*Aim*.
Can you write out all of the material below, word for word?
━━━ Provided material
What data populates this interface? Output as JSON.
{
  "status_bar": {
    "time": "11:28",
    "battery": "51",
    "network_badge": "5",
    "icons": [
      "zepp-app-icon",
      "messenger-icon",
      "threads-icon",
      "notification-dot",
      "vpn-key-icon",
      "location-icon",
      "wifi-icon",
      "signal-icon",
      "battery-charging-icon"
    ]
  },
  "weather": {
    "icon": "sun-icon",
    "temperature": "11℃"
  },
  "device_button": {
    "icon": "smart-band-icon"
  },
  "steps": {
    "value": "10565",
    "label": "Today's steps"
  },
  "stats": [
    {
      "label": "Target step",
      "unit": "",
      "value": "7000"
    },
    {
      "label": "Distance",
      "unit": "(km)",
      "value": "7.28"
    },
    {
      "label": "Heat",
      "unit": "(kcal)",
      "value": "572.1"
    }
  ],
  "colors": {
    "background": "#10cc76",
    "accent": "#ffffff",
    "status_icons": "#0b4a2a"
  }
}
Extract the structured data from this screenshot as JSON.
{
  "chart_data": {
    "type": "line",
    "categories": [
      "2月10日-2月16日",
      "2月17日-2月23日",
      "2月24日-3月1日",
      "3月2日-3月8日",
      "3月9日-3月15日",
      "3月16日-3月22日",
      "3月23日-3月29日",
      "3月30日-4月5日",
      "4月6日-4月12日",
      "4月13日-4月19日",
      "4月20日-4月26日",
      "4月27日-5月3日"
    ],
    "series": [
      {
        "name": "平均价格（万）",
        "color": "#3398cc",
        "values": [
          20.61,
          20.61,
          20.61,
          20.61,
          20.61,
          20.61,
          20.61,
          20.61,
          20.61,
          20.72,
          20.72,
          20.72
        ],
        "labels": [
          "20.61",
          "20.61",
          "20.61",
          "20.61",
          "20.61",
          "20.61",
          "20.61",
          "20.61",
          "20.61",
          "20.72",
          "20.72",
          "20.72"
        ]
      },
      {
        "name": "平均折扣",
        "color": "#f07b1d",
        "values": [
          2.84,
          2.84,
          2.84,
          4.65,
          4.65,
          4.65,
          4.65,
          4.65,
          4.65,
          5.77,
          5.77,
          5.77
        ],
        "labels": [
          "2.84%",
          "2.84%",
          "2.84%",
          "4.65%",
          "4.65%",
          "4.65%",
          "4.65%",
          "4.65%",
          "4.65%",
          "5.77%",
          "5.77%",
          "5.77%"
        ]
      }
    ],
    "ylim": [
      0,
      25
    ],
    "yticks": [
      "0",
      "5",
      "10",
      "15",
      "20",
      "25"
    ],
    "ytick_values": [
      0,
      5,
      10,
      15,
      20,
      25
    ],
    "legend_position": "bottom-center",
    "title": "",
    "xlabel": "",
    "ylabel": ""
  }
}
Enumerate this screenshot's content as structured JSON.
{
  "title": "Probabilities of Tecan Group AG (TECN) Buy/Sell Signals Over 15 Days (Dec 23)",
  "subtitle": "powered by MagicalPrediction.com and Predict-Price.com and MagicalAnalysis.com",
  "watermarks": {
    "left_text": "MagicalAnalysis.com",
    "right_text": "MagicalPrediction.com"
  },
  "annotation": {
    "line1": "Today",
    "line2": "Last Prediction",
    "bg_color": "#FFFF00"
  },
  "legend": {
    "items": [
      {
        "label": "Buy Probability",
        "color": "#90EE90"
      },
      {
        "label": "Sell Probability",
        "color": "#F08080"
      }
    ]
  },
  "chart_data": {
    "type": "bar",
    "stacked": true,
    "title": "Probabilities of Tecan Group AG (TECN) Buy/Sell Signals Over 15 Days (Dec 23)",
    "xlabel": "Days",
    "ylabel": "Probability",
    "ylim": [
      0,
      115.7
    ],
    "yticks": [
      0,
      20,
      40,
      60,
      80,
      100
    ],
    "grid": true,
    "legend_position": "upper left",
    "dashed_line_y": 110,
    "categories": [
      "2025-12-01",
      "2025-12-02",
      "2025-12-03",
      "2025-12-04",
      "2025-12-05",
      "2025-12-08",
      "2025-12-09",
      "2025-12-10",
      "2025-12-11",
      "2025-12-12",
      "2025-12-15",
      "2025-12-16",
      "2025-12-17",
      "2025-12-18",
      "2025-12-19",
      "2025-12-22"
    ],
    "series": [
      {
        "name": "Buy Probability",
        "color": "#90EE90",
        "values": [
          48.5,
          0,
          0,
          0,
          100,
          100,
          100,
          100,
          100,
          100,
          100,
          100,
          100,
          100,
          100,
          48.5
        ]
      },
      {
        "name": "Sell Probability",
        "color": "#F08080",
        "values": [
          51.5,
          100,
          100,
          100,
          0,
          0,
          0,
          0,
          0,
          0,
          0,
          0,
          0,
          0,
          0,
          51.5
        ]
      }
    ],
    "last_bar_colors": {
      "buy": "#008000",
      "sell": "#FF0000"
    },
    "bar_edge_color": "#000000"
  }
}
━━━━━━
*Full answer*.
What data populates this interface? Output as JSON.
{
  "status_bar": {
    "time": "11:28",
    "battery": "51",
    "network_badge": "5",
    "icons": [
      "zepp-app-icon",
      "messenger-icon",
      "threads-icon",
      "notification-dot",
      "vpn-key-icon",
      "location-icon",
      "wifi-icon",
      "signal-icon",
      "battery-charging-icon"
    ]
  },
  "weather": {
    "icon": "sun-icon",
    "temperature": "11℃"
  },
  "device_button": {
    "icon": "smart-band-icon"
  },
  "steps": {
    "value": "10565",
    "label": "Today's steps"
  },
  "stats": [
    {
      "label": "Target step",
      "unit": "",
      "value": "7000"
    },
    {
      "label": "Distance",
      "unit": "(km)",
      "value": "7.28"
    },
    {
      "label": "Heat",
      "unit": "(kcal)",
      "value": "572.1"
    }
  ],
  "colors": {
    "background": "#10cc76",
    "accent": "#ffffff",
    "status_icons": "#0b4a2a"
  }
}
Extract the structured data from this screenshot as JSON.
{
  "chart_data": {
    "type": "line",
    "categories": [
      "2月10日-2月16日",
      "2月17日-2月23日",
      "2月24日-3月1日",
      "3月2日-3月8日",
      "3月9日-3月15日",
      "3月16日-3月22日",
      "3月23日-3月29日",
      "3月30日-4月5日",
      "4月6日-4月12日",
      "4月13日-4月19日",
      "4月20日-4月26日",
      "4月27日-5月3日"
    ],
    "series": [
      {
        "name": "平均价格（万）",
        "color": "#3398cc",
        "values": [
          20.61,
          20.61,
          20.61,
          20.61,
          20.61,
          20.61,
          20.61,
          20.61,
          20.61,
          20.72,
          20.72,
          20.72
        ],
        "labels": [
          "20.61",
          "20.61",
          "20.61",
          "20.61",
          "20.61",
          "20.61",
          "20.61",
          "20.61",
          "20.61",
          "20.72",
          "20.72",
          "20.72"
        ]
      },
      {
        "name": "平均折扣",
        "color": "#f07b1d",
        "values": [
          2.84,
          2.84,
          2.84,
          4.65,
          4.65,
          4.65,
          4.65,
          4.65,
          4.65,
          5.77,
          5.77,
          5.77
        ],
        "labels": [
          "2.84%",
          "2.84%",
          "2.84%",
          "4.65%",
          "4.65%",
          "4.65%",
          "4.65%",
          "4.65%",
          "4.65%",
          "5.77%",
          "5.77%",
          "5.77%"
        ]
      }
    ],
    "ylim": [
      0,
      25
    ],
    "yticks": [
      "0",
      "5",
      "10",
      "15",
      "20",
      "25"
    ],
    "ytick_values": [
      0,
      5,
      10,
      15,
      20,
      25
    ],
    "legend_position": "bottom-center",
    "title": "",
    "xlabel": "",
    "ylabel": ""
  }
}
Enumerate this screenshot's content as structured JSON.
{
  "title": "Probabilities of Tecan Group AG (TECN) Buy/Sell Signals Over 15 Days (Dec 23)",
  "subtitle": "powered by MagicalPrediction.com and Predict-Price.com and MagicalAnalysis.com",
  "watermarks": {
    "left_text": "MagicalAnalysis.com",
    "right_text": "MagicalPrediction.com"
  },
  "annotation": {
    "line1": "Today",
    "line2": "Last Prediction",
    "bg_color": "#FFFF00"
  },
  "legend": {
    "items": [
      {
        "label": "Buy Probability",
        "color": "#90EE90"
      },
      {
        "label": "Sell Probability",
        "color": "#F08080"
      }
    ]
  },
  "chart_data": {
    "type": "bar",
    "stacked": true,
    "title": "Probabilities of Tecan Group AG (TECN) Buy/Sell Signals Over 15 Days (Dec 23)",
    "xlabel": "Days",
    "ylabel": "Probability",
    "ylim": [
      0,
      115.7
    ],
    "yticks": [
      0,
      20,
      40,
      60,
      80,
      100
    ],
    "grid": true,
    "legend_position": "upper left",
    "dashed_line_y": 110,
    "categories": [
      "2025-12-01",
      "2025-12-02",
      "2025-12-03",
      "2025-12-04",
      "2025-12-05",
      "2025-12-08",
      "2025-12-09",
      "2025-12-10",
      "2025-12-11",
      "2025-12-12",
      "2025-12-15",
      "2025-12-16",
      "2025-12-17",
      "2025-12-18",
      "2025-12-19",
      "2025-12-22"
    ],
    "series": [
      {
        "name": "Buy Probability",
        "color": "#90EE90",
        "values": [
          48.5,
          0,
          0,
          0,
          100,
          100,
          100,
          100,
          100,
          100,
          100,
          100,
          100,
          100,
          100,
          48.5
        ]
      },
      {
        "name": "Sell Probability",
        "color": "#F08080",
        "values": [
          51.5,
          100,
          100,
          100,
          0,
          0,
          0,
          0,
          0,
          0,
          0,
          0,
          0,
          0,
          0,
          51.5
        ]
      }
    ],
    "last_bar_colors": {
      "buy": "#008000",
      "sell": "#FF0000"
    },
    "bar_edge_color": "#000000"
  }
}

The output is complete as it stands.